Go through the lines below. Copy those with "JSON".

## Begin Records provided

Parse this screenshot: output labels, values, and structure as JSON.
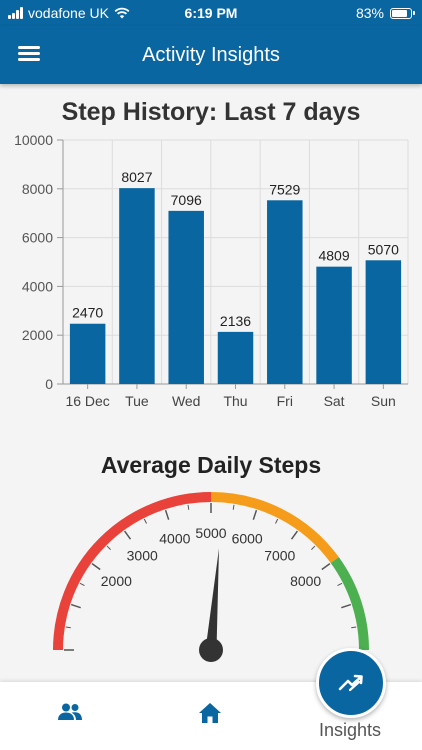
{
  "status_bar": {
    "carrier": "vodafone UK",
    "time": "6:19 PM",
    "battery_text": "83%",
    "battery_level": 0.83
  },
  "app_bar": {
    "title": "Activity Insights",
    "menu_icon": "hamburger-menu-icon"
  },
  "chart_data": {
    "type": "bar",
    "title": "Step History: Last 7 days",
    "categories": [
      "16 Dec",
      "Tue",
      "Wed",
      "Thu",
      "Fri",
      "Sat",
      "Sun"
    ],
    "values": [
      2470,
      8027,
      7096,
      2136,
      7529,
      4809,
      5070
    ],
    "ylim": [
      0,
      10000
    ],
    "yticks": [
      0,
      2000,
      4000,
      6000,
      8000,
      10000
    ],
    "color": "#0a66a0",
    "grid": true,
    "xlabel": "",
    "ylabel": ""
  },
  "gauge": {
    "title": "Average Daily Steps",
    "tick_labels": [
      "2000",
      "3000",
      "4000",
      "5000",
      "6000",
      "7000",
      "8000"
    ],
    "visible_range": [
      0,
      10000
    ],
    "needle_value": 5250,
    "bands": [
      {
        "from": 0,
        "to": 5000,
        "color": "#e8423a"
      },
      {
        "from": 5000,
        "to": 8000,
        "color": "#f59c1a"
      },
      {
        "from": 8000,
        "to": 10000,
        "color": "#4caf50"
      }
    ]
  },
  "bottom_nav": {
    "items": [
      {
        "icon": "people-icon"
      },
      {
        "icon": "home-icon"
      }
    ],
    "active": {
      "label": "Insights",
      "icon": "trending-chart-icon"
    }
  }
}
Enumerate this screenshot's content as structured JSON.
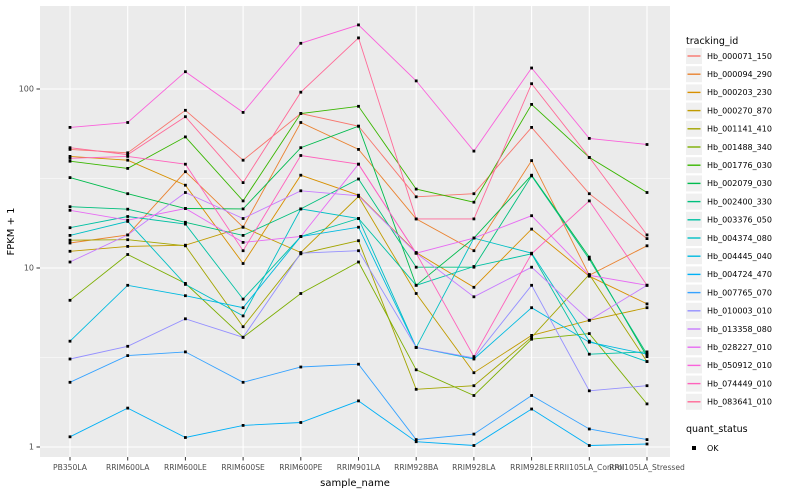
{
  "figure": {
    "xlabel": "sample_name",
    "ylabel": "FPKM + 1",
    "legend_title": "tracking_id",
    "legend2_title": "quant_status",
    "legend2_items": [
      {
        "label": "OK"
      }
    ],
    "panel_bg": "#EBEBEB",
    "grid_color": "#FFFFFF",
    "tick_label_color": "#4D4D4D",
    "point_color": "#000000",
    "legend_key_bg": "#F0F0F0"
  },
  "chart_data": {
    "type": "line",
    "yscale": "log10",
    "ylim": [
      1,
      280
    ],
    "y_ticks": [
      {
        "label": "1",
        "value": 1
      },
      {
        "label": "10",
        "value": 10
      },
      {
        "label": "100",
        "value": 100
      }
    ],
    "y_minor_ticks": [
      3.162,
      31.62
    ],
    "grid": true,
    "legend_position": "right",
    "title": "",
    "xlabel": "sample_name",
    "ylabel": "FPKM + 1",
    "x_categories": [
      "PB350LA",
      "RRIM600LA",
      "RRIM600LE",
      "RRIM600SE",
      "RRIM600PE",
      "RRIM901LA",
      "RRIM928BA",
      "RRIM928LA",
      "RRIM928LE",
      "RRII105LA_Control",
      "RRII105LA_Stressed"
    ],
    "series": [
      {
        "name": "Hb_000071_150",
        "color": "#F8766D",
        "values": [
          46,
          44,
          76,
          40,
          73,
          62,
          25,
          26,
          61,
          26,
          14.6
        ]
      },
      {
        "name": "Hb_000094_290",
        "color": "#EA8331",
        "values": [
          13.8,
          15.3,
          34.5,
          16.9,
          65,
          46,
          18.8,
          12.5,
          39.8,
          9.1,
          13.3
        ]
      },
      {
        "name": "Hb_000203_230",
        "color": "#D89000",
        "values": [
          42,
          40,
          29,
          10.6,
          33,
          25.5,
          12.2,
          7.8,
          16.5,
          9.0,
          6.3
        ]
      },
      {
        "name": "Hb_000270_870",
        "color": "#C09B00",
        "values": [
          12.4,
          13.2,
          13.4,
          16.9,
          12.2,
          25.1,
          7.2,
          2.6,
          4.2,
          5.1,
          6.0
        ]
      },
      {
        "name": "Hb_001141_410",
        "color": "#A3A500",
        "values": [
          14.3,
          14.4,
          13.3,
          4.7,
          12.0,
          14.2,
          2.1,
          2.2,
          4.1,
          9.2,
          3.0
        ]
      },
      {
        "name": "Hb_001488_340",
        "color": "#7CAE00",
        "values": [
          6.6,
          11.9,
          8.2,
          4.1,
          7.2,
          10.8,
          2.7,
          1.94,
          4.0,
          4.3,
          1.74
        ]
      },
      {
        "name": "Hb_001776_030",
        "color": "#39B600",
        "values": [
          39.5,
          36,
          54,
          23.7,
          73,
          80,
          27.6,
          23.3,
          82,
          41.5,
          26.4
        ]
      },
      {
        "name": "Hb_002079_030",
        "color": "#00BB4E",
        "values": [
          32,
          26,
          21.5,
          21.4,
          47,
          62,
          8.0,
          14.7,
          33,
          11.5,
          3.2
        ]
      },
      {
        "name": "Hb_002400_330",
        "color": "#00BF7D",
        "values": [
          22,
          21.3,
          18,
          15.2,
          21.4,
          31.4,
          10.1,
          10.1,
          32.7,
          11.2,
          3.3
        ]
      },
      {
        "name": "Hb_003376_050",
        "color": "#00C1A3",
        "values": [
          16.8,
          19.4,
          17.6,
          6.7,
          15,
          18.9,
          8.0,
          10.2,
          12.0,
          3.3,
          3.4
        ]
      },
      {
        "name": "Hb_004374_080",
        "color": "#00BFC4",
        "values": [
          15.2,
          18.2,
          8.1,
          5.4,
          21.4,
          18.9,
          3.6,
          14.7,
          12.1,
          3.9,
          3.0
        ]
      },
      {
        "name": "Hb_004445_040",
        "color": "#00BAE0",
        "values": [
          3.9,
          8.0,
          7.0,
          6.0,
          15,
          16.9,
          3.6,
          3.1,
          6.0,
          3.85,
          3.3
        ]
      },
      {
        "name": "Hb_004724_470",
        "color": "#00B0F6",
        "values": [
          1.14,
          1.65,
          1.13,
          1.32,
          1.37,
          1.81,
          1.07,
          1.02,
          1.63,
          1.02,
          1.04
        ]
      },
      {
        "name": "Hb_007765_070",
        "color": "#35A2FF",
        "values": [
          2.3,
          3.24,
          3.4,
          2.3,
          2.8,
          2.9,
          1.1,
          1.18,
          1.94,
          1.26,
          1.1
        ]
      },
      {
        "name": "Hb_010003_010",
        "color": "#9590FF",
        "values": [
          3.1,
          3.65,
          5.2,
          4.1,
          12.1,
          12.5,
          3.6,
          3.14,
          8.0,
          2.06,
          2.2
        ]
      },
      {
        "name": "Hb_013358_080",
        "color": "#C77CFF",
        "values": [
          10.8,
          15.3,
          26.4,
          18.9,
          27,
          25.3,
          12.1,
          6.9,
          10.1,
          5.1,
          8.0
        ]
      },
      {
        "name": "Hb_028227_010",
        "color": "#E76BF3",
        "values": [
          21,
          18.5,
          21.5,
          13.9,
          15,
          38,
          12.1,
          14.7,
          19.6,
          9.1,
          8.0
        ]
      },
      {
        "name": "Hb_050912_010",
        "color": "#FA62DB",
        "values": [
          61,
          65,
          125,
          74,
          180,
          228,
          111,
          45,
          131,
          53,
          49
        ]
      },
      {
        "name": "Hb_074449_010",
        "color": "#FF62BC",
        "values": [
          41,
          42,
          38,
          12.5,
          42.5,
          38,
          12.1,
          3.2,
          12.0,
          23.7,
          8.0
        ]
      },
      {
        "name": "Hb_083641_010",
        "color": "#FF6A98",
        "values": [
          47,
          43,
          70,
          30,
          96,
          193,
          18.8,
          18.8,
          107,
          41.5,
          15.3
        ]
      }
    ]
  }
}
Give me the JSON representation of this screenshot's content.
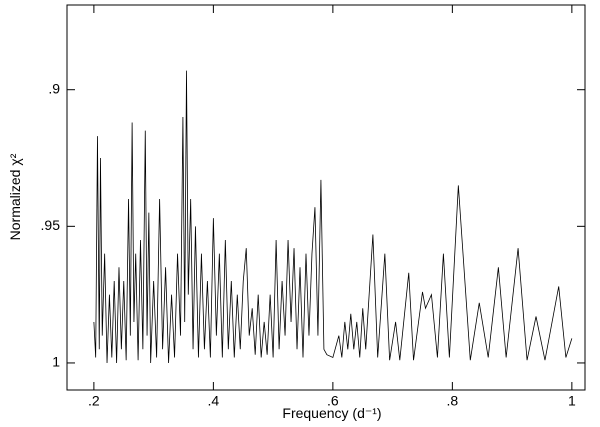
{
  "chart_data": {
    "type": "line",
    "xlabel": "Frequency (d⁻¹)",
    "ylabel": "Normalized χ²",
    "xlim": [
      0.155,
      1.022
    ],
    "ylim": [
      1.0099,
      0.869
    ],
    "xticks": [
      {
        "value": 0.2,
        "label": ".2"
      },
      {
        "value": 0.4,
        "label": ".4"
      },
      {
        "value": 0.6,
        "label": ".6"
      },
      {
        "value": 0.8,
        "label": ".8"
      },
      1
    ],
    "yticks": [
      {
        "value": 0.9,
        "label": ".9"
      },
      {
        "value": 0.95,
        "label": ".95"
      },
      1
    ],
    "color": "#000000",
    "x": [
      0.2,
      0.203,
      0.206,
      0.209,
      0.211,
      0.214,
      0.218,
      0.222,
      0.226,
      0.23,
      0.234,
      0.238,
      0.242,
      0.246,
      0.25,
      0.254,
      0.258,
      0.261,
      0.264,
      0.267,
      0.27,
      0.274,
      0.278,
      0.282,
      0.286,
      0.289,
      0.292,
      0.295,
      0.3,
      0.305,
      0.31,
      0.315,
      0.32,
      0.325,
      0.33,
      0.335,
      0.34,
      0.345,
      0.349,
      0.352,
      0.355,
      0.358,
      0.362,
      0.366,
      0.37,
      0.375,
      0.38,
      0.385,
      0.39,
      0.395,
      0.4,
      0.405,
      0.41,
      0.415,
      0.42,
      0.425,
      0.43,
      0.435,
      0.44,
      0.445,
      0.45,
      0.455,
      0.46,
      0.465,
      0.47,
      0.475,
      0.48,
      0.485,
      0.49,
      0.495,
      0.5,
      0.505,
      0.51,
      0.515,
      0.52,
      0.525,
      0.53,
      0.535,
      0.54,
      0.545,
      0.55,
      0.555,
      0.56,
      0.565,
      0.57,
      0.575,
      0.58,
      0.585,
      0.59,
      0.6,
      0.61,
      0.615,
      0.62,
      0.625,
      0.63,
      0.635,
      0.64,
      0.645,
      0.65,
      0.655,
      0.667,
      0.675,
      0.687,
      0.695,
      0.705,
      0.712,
      0.727,
      0.735,
      0.75,
      0.755,
      0.765,
      0.775,
      0.785,
      0.795,
      0.81,
      0.83,
      0.845,
      0.86,
      0.877,
      0.89,
      0.91,
      0.925,
      0.94,
      0.955,
      0.978,
      0.99,
      1.0
    ],
    "values": [
      0.985,
      0.998,
      0.917,
      0.995,
      0.925,
      0.99,
      0.96,
      1.0,
      0.975,
      0.998,
      0.97,
      1.0,
      0.965,
      0.995,
      0.97,
      0.999,
      0.94,
      0.99,
      0.912,
      0.985,
      0.96,
      0.999,
      0.955,
      0.995,
      0.915,
      0.99,
      0.945,
      1.0,
      0.97,
      0.998,
      0.94,
      0.995,
      0.965,
      1.0,
      0.975,
      0.998,
      0.96,
      0.99,
      0.91,
      0.985,
      0.893,
      0.975,
      0.94,
      0.995,
      0.95,
      0.998,
      0.96,
      0.995,
      0.97,
      0.998,
      0.947,
      0.99,
      0.96,
      0.998,
      0.955,
      0.995,
      0.97,
      0.998,
      0.975,
      0.995,
      0.97,
      0.958,
      0.99,
      0.98,
      0.997,
      0.975,
      0.998,
      0.985,
      0.997,
      0.975,
      0.998,
      0.955,
      0.995,
      0.97,
      0.99,
      0.955,
      0.985,
      0.958,
      0.995,
      0.965,
      0.998,
      0.96,
      0.99,
      0.96,
      0.943,
      0.99,
      0.933,
      0.995,
      0.997,
      0.998,
      0.99,
      0.998,
      0.985,
      0.995,
      0.982,
      0.995,
      0.985,
      0.998,
      0.98,
      0.995,
      0.953,
      0.998,
      0.96,
      0.999,
      0.985,
      0.999,
      0.967,
      0.999,
      0.974,
      0.98,
      0.975,
      0.998,
      0.96,
      0.998,
      0.935,
      0.999,
      0.978,
      0.998,
      0.965,
      0.998,
      0.958,
      0.999,
      0.983,
      0.999,
      0.972,
      0.998,
      0.991
    ]
  }
}
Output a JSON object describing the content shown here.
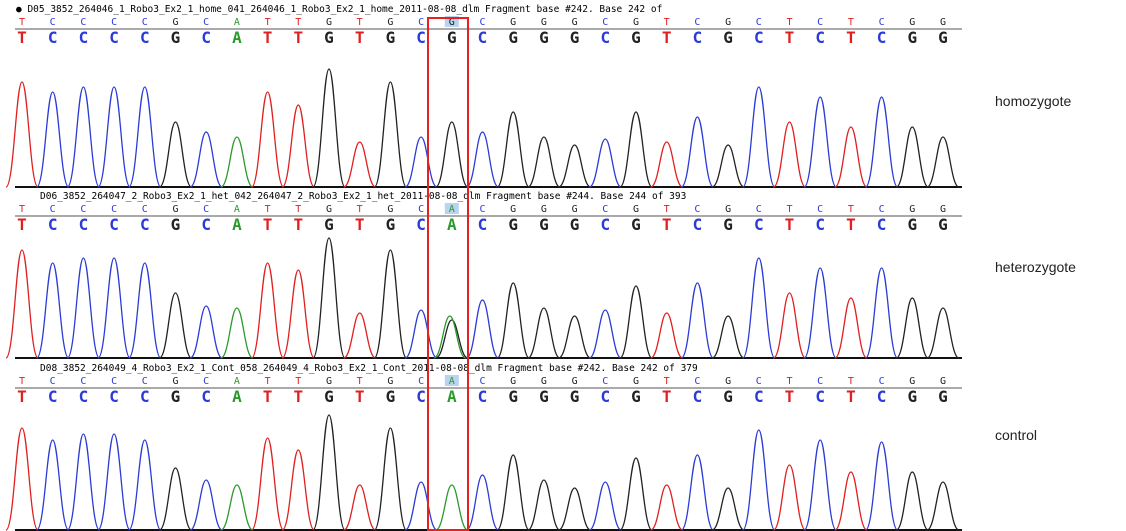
{
  "panels": [
    {
      "header": "● D05_3852_264046_1_Robo3_Ex2_1_home_041_264046_1_Robo3_Ex2_1_home_2011-08-08_dlm Fragment base #242. Base 242 of",
      "bases": [
        "T",
        "C",
        "C",
        "C",
        "C",
        "G",
        "C",
        "A",
        "T",
        "T",
        "G",
        "T",
        "G",
        "C",
        "G",
        "C",
        "G",
        "G",
        "G",
        "C",
        "G",
        "T",
        "C",
        "G",
        "C",
        "T",
        "C",
        "T",
        "C",
        "G",
        "G"
      ],
      "label": "homozygote"
    },
    {
      "header": "D06_3852_264047_2_Robo3_Ex2_1_het_042_264047_2_Robo3_Ex2_1_het_2011-08-08_dlm Fragment base #244. Base 244 of 393",
      "bases": [
        "T",
        "C",
        "C",
        "C",
        "C",
        "G",
        "C",
        "A",
        "T",
        "T",
        "G",
        "T",
        "G",
        "C",
        "A",
        "C",
        "G",
        "G",
        "G",
        "C",
        "G",
        "T",
        "C",
        "G",
        "C",
        "T",
        "C",
        "T",
        "C",
        "G",
        "G"
      ],
      "label": "heterozygote"
    },
    {
      "header": "D08_3852_264049_4_Robo3_Ex2_1_Cont_058_264049_4_Robo3_Ex2_1_Cont_2011-08-08_dlm Fragment base #242. Base 242 of 379",
      "bases": [
        "T",
        "C",
        "C",
        "C",
        "C",
        "G",
        "C",
        "A",
        "T",
        "T",
        "G",
        "T",
        "G",
        "C",
        "A",
        "C",
        "G",
        "G",
        "G",
        "C",
        "G",
        "T",
        "C",
        "G",
        "C",
        "T",
        "C",
        "T",
        "C",
        "G",
        "G"
      ],
      "label": "control"
    }
  ]
}
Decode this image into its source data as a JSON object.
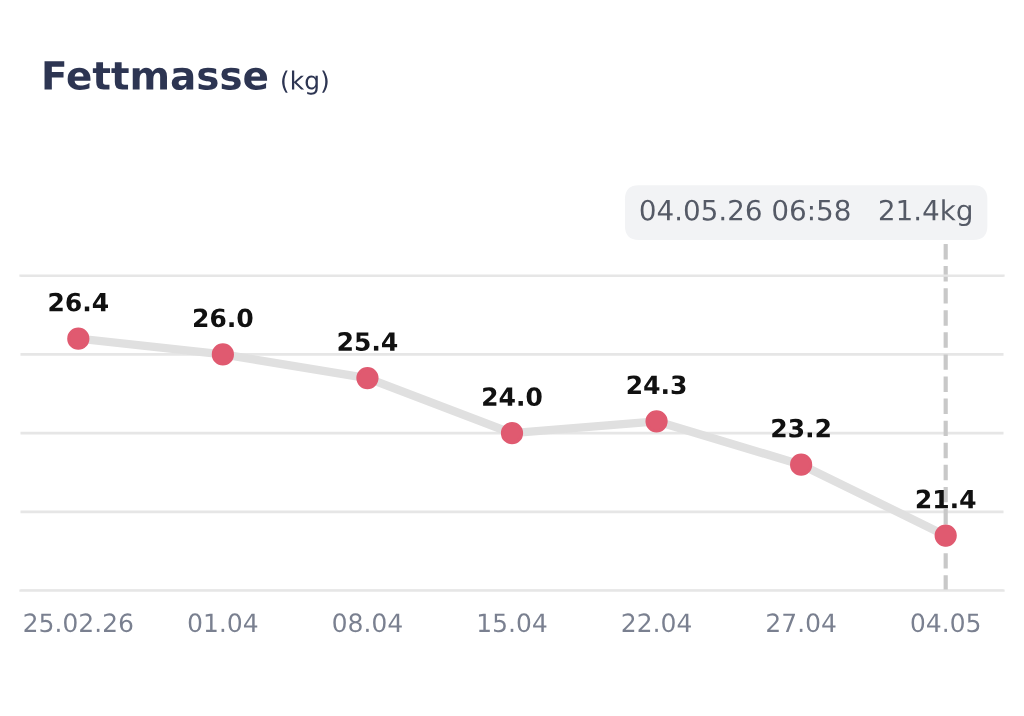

## End Records provided

◆ **Task output**
Parse this screenshot: output labels, values, and structure as JSON.
Enumerate this screenshot's content as structured JSON.
Give me the JSON representation of this screenshot's content.
Output a JSON object describing the content shown here.
Decode this image into its source data as a JSON object.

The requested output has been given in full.